- _Instructions for the task_:
Report all lines from the entries below in which "away" appears.

Document transcription data:
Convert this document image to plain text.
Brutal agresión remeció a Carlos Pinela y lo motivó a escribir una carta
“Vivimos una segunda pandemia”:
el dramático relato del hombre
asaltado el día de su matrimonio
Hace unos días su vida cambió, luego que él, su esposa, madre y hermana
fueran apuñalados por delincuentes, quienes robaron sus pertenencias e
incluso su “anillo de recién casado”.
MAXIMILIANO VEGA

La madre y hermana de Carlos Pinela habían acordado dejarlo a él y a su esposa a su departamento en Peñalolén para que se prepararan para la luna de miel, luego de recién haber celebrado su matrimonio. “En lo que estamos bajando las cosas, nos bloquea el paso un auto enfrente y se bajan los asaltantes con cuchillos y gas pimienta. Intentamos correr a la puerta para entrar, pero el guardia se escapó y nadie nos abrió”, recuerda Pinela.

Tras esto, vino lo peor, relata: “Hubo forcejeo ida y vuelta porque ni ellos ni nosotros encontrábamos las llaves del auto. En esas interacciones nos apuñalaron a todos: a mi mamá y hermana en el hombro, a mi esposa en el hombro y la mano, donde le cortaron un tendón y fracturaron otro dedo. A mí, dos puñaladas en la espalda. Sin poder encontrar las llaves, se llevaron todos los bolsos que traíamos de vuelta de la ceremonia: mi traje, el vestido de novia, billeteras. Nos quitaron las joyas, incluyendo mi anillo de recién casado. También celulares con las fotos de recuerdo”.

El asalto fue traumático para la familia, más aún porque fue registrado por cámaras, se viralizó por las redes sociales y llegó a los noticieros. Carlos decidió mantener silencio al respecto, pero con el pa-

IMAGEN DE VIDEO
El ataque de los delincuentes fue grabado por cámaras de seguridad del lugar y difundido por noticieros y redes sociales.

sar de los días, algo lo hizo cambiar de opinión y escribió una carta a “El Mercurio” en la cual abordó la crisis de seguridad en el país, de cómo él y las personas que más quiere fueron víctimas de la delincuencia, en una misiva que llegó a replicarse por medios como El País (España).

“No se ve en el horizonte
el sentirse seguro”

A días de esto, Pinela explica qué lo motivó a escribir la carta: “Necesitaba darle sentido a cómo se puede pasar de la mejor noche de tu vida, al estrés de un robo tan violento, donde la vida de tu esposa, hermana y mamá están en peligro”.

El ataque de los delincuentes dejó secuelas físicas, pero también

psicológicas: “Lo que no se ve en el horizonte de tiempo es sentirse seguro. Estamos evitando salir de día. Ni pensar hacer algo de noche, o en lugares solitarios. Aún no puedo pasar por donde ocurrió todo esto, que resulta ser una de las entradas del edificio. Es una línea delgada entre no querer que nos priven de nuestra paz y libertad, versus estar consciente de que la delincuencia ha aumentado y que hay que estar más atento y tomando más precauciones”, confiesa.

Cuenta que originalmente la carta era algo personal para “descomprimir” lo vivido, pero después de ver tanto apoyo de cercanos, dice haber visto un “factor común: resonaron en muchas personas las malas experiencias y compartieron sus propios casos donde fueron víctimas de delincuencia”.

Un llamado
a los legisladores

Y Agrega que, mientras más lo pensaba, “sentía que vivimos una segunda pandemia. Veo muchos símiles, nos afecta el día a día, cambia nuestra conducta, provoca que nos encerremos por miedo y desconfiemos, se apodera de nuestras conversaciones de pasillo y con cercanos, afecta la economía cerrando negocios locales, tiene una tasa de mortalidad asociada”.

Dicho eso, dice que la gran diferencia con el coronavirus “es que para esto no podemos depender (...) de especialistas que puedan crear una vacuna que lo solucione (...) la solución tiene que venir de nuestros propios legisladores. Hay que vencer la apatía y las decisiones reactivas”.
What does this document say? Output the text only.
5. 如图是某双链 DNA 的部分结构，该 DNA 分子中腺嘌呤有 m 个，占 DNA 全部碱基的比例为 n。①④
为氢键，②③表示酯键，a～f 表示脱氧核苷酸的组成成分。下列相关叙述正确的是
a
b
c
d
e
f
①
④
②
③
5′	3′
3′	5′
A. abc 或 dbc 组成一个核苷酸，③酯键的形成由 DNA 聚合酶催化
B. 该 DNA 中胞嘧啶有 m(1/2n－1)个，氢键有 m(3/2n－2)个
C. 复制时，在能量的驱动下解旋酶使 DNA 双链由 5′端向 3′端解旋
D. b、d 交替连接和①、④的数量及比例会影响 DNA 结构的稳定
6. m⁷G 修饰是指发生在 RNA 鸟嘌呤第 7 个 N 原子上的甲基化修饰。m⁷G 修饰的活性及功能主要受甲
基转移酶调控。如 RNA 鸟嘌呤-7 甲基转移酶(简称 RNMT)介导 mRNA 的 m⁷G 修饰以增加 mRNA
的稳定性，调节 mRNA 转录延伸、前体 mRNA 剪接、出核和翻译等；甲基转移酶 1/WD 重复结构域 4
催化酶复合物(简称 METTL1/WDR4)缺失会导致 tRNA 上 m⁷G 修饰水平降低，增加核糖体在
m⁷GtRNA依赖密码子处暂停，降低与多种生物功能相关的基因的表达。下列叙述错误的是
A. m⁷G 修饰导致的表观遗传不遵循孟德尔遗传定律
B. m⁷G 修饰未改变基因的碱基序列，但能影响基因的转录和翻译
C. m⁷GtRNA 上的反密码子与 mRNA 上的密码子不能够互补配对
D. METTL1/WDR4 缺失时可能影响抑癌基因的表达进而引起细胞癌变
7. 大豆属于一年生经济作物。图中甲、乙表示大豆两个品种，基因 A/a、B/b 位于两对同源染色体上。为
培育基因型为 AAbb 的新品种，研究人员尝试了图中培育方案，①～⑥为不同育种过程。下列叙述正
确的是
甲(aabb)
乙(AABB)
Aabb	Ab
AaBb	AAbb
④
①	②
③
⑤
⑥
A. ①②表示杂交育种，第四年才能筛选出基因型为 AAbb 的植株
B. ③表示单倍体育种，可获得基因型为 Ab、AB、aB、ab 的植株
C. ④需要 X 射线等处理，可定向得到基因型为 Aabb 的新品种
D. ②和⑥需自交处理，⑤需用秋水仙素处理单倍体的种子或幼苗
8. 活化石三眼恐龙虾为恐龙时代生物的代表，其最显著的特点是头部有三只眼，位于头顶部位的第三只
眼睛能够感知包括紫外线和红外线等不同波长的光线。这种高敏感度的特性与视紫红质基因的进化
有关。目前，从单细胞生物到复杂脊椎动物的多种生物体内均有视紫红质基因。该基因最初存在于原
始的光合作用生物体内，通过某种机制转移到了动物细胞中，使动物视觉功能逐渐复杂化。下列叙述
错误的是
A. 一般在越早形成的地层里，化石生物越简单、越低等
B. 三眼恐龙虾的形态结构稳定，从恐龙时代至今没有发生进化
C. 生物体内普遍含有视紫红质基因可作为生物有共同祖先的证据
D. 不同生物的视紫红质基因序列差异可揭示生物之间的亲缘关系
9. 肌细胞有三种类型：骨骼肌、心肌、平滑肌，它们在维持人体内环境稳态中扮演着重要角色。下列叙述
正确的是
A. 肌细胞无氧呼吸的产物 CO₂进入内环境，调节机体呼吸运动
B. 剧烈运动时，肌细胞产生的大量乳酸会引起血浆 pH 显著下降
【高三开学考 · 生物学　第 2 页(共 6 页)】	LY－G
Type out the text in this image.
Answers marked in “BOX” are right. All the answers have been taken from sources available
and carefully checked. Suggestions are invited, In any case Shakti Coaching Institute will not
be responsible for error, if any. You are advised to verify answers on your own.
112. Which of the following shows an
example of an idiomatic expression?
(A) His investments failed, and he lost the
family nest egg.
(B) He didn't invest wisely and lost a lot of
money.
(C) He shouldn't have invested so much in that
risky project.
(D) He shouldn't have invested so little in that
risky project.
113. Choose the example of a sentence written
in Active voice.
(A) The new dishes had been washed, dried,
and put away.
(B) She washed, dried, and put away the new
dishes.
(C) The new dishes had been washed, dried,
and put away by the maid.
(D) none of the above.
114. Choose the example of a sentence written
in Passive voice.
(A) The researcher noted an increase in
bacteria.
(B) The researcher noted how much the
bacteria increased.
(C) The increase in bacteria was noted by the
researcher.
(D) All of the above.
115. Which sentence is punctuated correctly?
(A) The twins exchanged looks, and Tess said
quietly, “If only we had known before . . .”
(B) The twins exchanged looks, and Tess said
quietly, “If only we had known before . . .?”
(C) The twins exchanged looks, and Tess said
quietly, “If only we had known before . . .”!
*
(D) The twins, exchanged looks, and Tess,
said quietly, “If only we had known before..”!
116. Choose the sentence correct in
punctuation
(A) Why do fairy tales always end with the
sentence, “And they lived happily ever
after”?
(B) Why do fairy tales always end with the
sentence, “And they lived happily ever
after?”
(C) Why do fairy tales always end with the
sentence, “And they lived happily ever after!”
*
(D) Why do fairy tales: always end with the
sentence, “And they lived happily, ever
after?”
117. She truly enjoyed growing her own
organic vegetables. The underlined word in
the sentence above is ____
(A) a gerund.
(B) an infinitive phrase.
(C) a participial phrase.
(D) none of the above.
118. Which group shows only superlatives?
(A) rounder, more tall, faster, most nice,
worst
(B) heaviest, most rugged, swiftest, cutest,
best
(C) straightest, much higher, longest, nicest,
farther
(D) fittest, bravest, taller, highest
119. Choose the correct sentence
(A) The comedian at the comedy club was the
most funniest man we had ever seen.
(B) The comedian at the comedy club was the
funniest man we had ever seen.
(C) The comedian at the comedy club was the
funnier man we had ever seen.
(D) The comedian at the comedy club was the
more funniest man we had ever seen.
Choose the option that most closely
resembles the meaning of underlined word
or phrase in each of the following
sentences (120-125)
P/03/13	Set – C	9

- _Result_:
and put away.
(B) She washed, dried, and put away the new
and put away by the maid.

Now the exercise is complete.